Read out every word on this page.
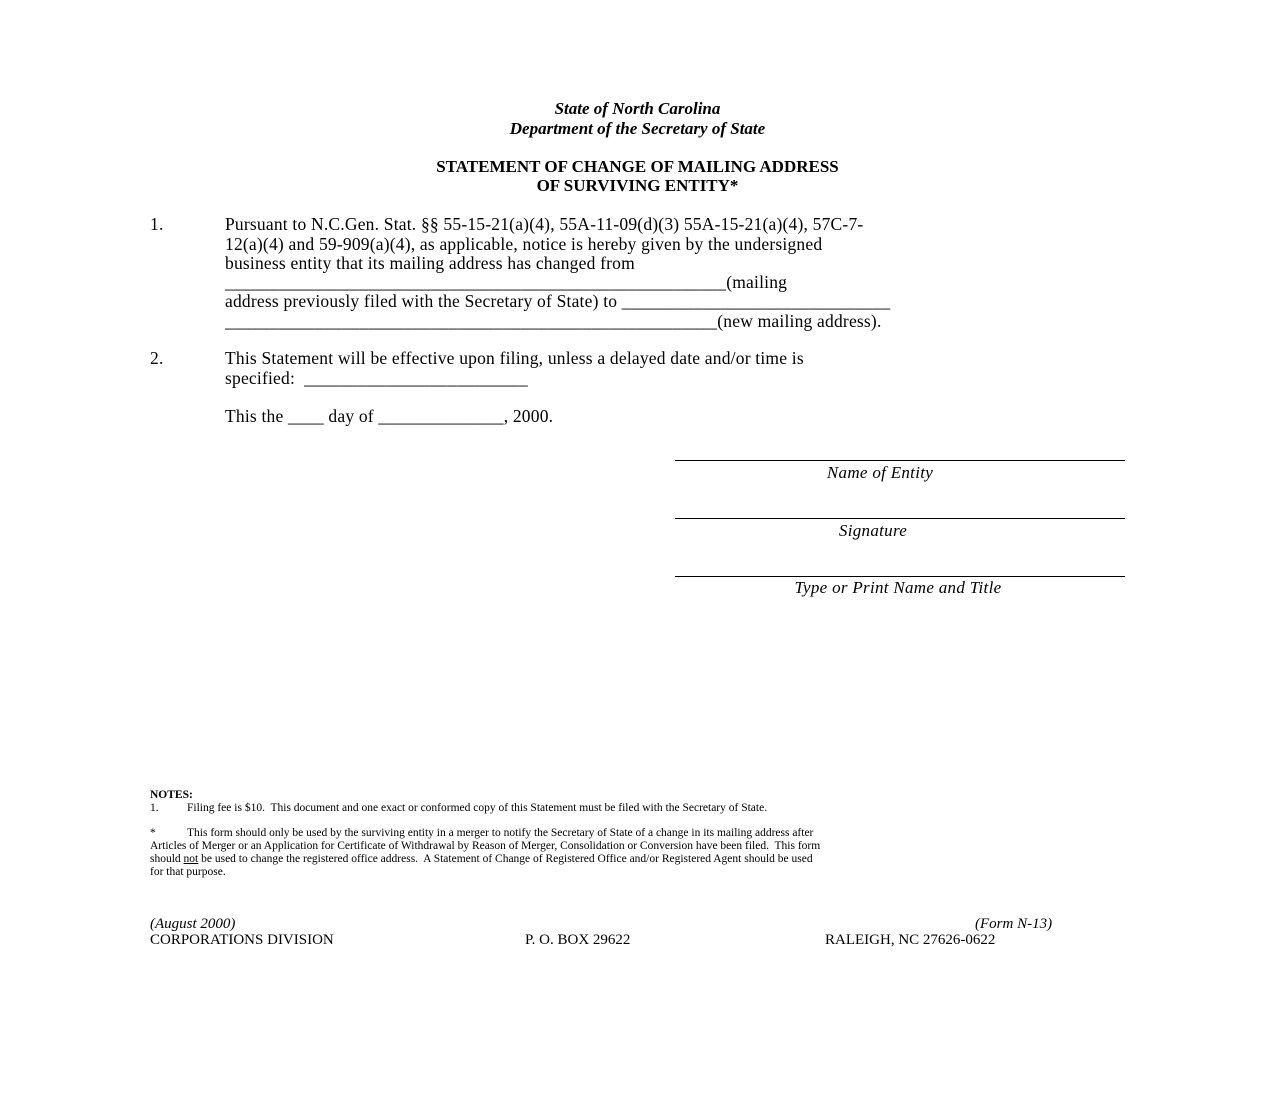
State of North Carolina
Department of the Secretary of State
STATEMENT OF CHANGE OF MAILING ADDRESS
OF SURVIVING ENTITY*
1.	Pursuant to N.C.Gen. Stat. §§ 55-15-21(a)(4), 55A-11-09(d)(3) 55A-15-21(a)(4), 57C-7-
12(a)(4) and 59-909(a)(4), as applicable, notice is hereby given by the undersigned
business entity that its mailing address has changed from
________________________________________________________(mailing
address previously filed with the Secretary of State) to ______________________________
_______________________________________________________(new mailing address).
2.	This Statement will be effective upon filing, unless a delayed date and/or time is
specified:  _________________________
This the ____ day of ______________, 2000.
Name of Entity
Signature
Type or Print Name and Title
NOTES:
1. Filing fee is $10.  This document and one exact or conformed copy of this Statement must be filed with the Secretary of State.
*	This form should only be used by the surviving entity in a merger to notify the Secretary of State of a change in its mailing address after
Articles of Merger or an Application for Certificate of Withdrawal by Reason of Merger, Consolidation or Conversion have been filed.  This form
should not be used to change the registered office address.  A Statement of Change of Registered Office and/or Registered Agent should be used
for that purpose.
(August 2000)	(Form N-13)
CORPORATIONS DIVISION	P. O. BOX 29622	RALEIGH, NC 27626-0622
━━━━
__TASK TO CARRY OUT__
Repeat the records word for word. Any picture in them should be left out.

__CORRECT ANSWER__
Read out every word on this page.
State of North Carolina
Department of the Secretary of State
STATEMENT OF CHANGE OF MAILING ADDRESS
OF SURVIVING ENTITY*
1.	Pursuant to N.C.Gen. Stat. §§ 55-15-21(a)(4), 55A-11-09(d)(3) 55A-15-21(a)(4), 57C-7-
12(a)(4) and 59-909(a)(4), as applicable, notice is hereby given by the undersigned
business entity that its mailing address has changed from
________________________________________________________(mailing
address previously filed with the Secretary of State) to ______________________________
_______________________________________________________(new mailing address).
2.	This Statement will be effective upon filing, unless a delayed date and/or time is
specified:  _________________________
This the ____ day of ______________, 2000.
Name of Entity
Signature
Type or Print Name and Title
NOTES:
1. Filing fee is $10.  This document and one exact or conformed copy of this Statement must be filed with the Secretary of State.
*	This form should only be used by the surviving entity in a merger to notify the Secretary of State of a change in its mailing address after
Articles of Merger or an Application for Certificate of Withdrawal by Reason of Merger, Consolidation or Conversion have been filed.  This form
should not be used to change the registered office address.  A Statement of Change of Registered Office and/or Registered Agent should be used
for that purpose.
(August 2000)	(Form N-13)
CORPORATIONS DIVISION	P. O. BOX 29622	RALEIGH, NC 27626-0622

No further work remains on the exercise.